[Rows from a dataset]
⟨
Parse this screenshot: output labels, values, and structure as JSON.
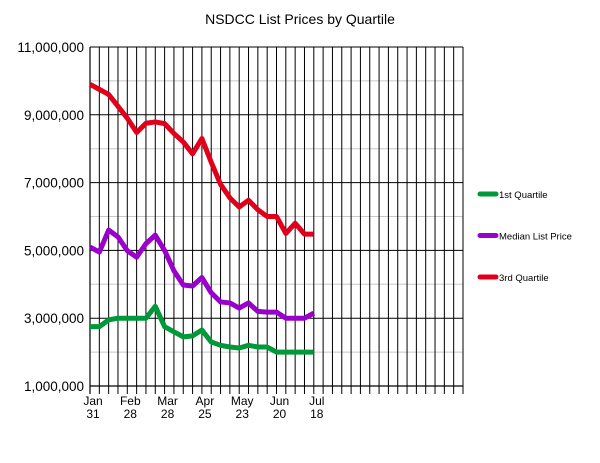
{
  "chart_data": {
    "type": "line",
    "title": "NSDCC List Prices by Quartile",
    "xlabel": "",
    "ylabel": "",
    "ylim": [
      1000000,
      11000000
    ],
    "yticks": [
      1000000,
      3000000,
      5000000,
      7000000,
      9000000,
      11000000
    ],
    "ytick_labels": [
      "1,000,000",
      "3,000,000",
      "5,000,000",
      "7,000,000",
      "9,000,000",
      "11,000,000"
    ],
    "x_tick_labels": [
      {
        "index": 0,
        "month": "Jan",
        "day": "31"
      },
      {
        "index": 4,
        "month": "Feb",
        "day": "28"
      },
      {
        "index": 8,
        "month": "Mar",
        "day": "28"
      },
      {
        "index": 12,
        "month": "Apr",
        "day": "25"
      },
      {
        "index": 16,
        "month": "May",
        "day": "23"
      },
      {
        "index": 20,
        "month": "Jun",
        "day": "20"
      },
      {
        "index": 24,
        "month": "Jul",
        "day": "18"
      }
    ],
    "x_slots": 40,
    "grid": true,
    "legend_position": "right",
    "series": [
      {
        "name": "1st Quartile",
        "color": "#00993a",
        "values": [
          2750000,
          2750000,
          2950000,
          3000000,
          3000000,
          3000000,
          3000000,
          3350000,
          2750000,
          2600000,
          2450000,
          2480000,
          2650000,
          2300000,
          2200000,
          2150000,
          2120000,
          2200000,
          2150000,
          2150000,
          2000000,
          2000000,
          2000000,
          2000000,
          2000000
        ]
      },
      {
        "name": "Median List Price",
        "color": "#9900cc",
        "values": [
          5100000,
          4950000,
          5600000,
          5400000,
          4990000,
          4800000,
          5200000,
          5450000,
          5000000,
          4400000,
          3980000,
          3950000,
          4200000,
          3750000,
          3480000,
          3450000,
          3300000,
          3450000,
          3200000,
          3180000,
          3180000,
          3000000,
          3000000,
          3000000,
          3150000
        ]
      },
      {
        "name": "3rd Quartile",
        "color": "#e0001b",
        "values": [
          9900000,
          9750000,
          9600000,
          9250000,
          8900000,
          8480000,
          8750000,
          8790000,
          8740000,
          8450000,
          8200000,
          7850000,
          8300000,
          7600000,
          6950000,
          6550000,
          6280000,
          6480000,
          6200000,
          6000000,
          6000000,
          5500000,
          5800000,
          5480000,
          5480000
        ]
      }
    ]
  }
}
⟩
⟨
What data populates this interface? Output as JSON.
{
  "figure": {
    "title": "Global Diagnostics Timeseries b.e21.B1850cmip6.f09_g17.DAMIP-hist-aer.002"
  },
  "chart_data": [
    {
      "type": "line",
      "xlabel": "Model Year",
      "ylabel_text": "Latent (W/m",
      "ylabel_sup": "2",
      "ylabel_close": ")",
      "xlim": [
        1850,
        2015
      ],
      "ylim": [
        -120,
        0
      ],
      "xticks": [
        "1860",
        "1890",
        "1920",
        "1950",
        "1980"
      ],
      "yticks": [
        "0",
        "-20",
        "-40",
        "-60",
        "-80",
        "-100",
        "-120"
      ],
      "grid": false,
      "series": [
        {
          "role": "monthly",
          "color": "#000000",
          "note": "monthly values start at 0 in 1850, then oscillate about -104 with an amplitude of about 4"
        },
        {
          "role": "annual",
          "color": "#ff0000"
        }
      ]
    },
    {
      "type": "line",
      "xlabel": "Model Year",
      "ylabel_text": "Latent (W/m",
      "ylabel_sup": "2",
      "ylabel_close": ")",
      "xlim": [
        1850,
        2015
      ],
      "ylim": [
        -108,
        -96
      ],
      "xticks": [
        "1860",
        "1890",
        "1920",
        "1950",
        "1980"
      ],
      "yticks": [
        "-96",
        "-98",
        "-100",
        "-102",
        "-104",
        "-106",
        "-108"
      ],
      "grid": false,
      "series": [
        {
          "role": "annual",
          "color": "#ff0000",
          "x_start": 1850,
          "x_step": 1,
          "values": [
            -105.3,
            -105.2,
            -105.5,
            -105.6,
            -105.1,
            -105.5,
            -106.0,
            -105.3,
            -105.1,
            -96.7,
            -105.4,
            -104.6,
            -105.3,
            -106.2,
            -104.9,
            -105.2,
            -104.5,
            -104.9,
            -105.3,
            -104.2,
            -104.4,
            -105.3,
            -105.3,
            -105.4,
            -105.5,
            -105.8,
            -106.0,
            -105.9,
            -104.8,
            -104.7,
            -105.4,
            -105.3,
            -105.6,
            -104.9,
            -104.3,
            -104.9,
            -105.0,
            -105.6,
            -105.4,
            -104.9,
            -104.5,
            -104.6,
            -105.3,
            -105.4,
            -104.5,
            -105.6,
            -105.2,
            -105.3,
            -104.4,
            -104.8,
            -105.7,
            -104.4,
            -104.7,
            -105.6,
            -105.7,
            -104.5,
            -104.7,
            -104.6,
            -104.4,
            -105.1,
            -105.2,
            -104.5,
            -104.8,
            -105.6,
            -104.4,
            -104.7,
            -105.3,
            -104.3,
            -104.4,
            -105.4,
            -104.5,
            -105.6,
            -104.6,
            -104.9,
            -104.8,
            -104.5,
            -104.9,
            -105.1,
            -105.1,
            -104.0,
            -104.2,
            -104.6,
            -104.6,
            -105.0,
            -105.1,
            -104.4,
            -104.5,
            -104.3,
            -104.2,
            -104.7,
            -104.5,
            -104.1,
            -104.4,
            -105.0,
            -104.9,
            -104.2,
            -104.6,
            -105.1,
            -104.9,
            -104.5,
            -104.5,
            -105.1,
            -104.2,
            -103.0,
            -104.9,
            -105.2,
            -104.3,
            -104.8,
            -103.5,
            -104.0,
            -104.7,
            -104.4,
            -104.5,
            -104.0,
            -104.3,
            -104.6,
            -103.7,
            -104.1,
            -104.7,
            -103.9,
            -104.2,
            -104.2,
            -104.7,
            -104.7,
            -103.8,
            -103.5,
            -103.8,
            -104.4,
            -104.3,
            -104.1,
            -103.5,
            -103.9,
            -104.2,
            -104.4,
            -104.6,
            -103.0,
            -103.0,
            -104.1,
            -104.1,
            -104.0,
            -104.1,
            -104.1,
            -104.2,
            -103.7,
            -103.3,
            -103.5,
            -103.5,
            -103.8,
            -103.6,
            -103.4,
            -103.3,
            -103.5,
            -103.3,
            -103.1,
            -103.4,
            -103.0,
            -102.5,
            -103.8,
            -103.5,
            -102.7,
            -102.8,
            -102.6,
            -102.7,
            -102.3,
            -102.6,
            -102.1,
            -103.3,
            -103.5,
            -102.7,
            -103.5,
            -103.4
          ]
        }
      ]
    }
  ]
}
⟩
⟨
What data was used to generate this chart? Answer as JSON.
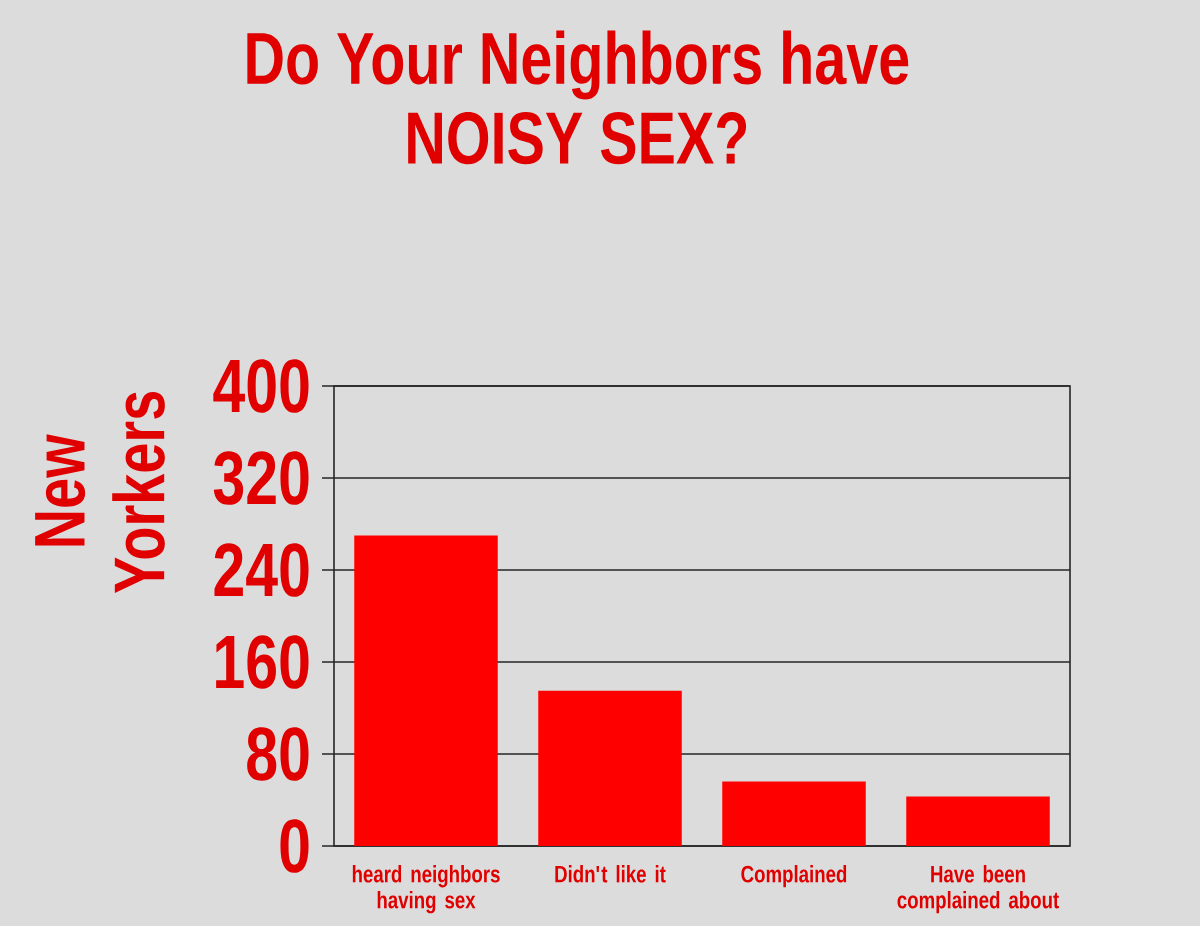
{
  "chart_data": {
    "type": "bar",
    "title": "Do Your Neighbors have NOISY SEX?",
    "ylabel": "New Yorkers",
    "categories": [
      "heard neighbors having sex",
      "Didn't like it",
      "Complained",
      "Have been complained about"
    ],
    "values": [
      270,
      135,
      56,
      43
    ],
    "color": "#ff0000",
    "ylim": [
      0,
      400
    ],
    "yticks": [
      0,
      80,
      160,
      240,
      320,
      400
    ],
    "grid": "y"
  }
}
⟩
→ **Task requirements**
Where a line contains "about", copy that line.

→ **Exercise solution**
          "note": "monthly values start at 0 in 1850, then oscillate about -104 with an amplitude of about 4"
      "Have been complained about"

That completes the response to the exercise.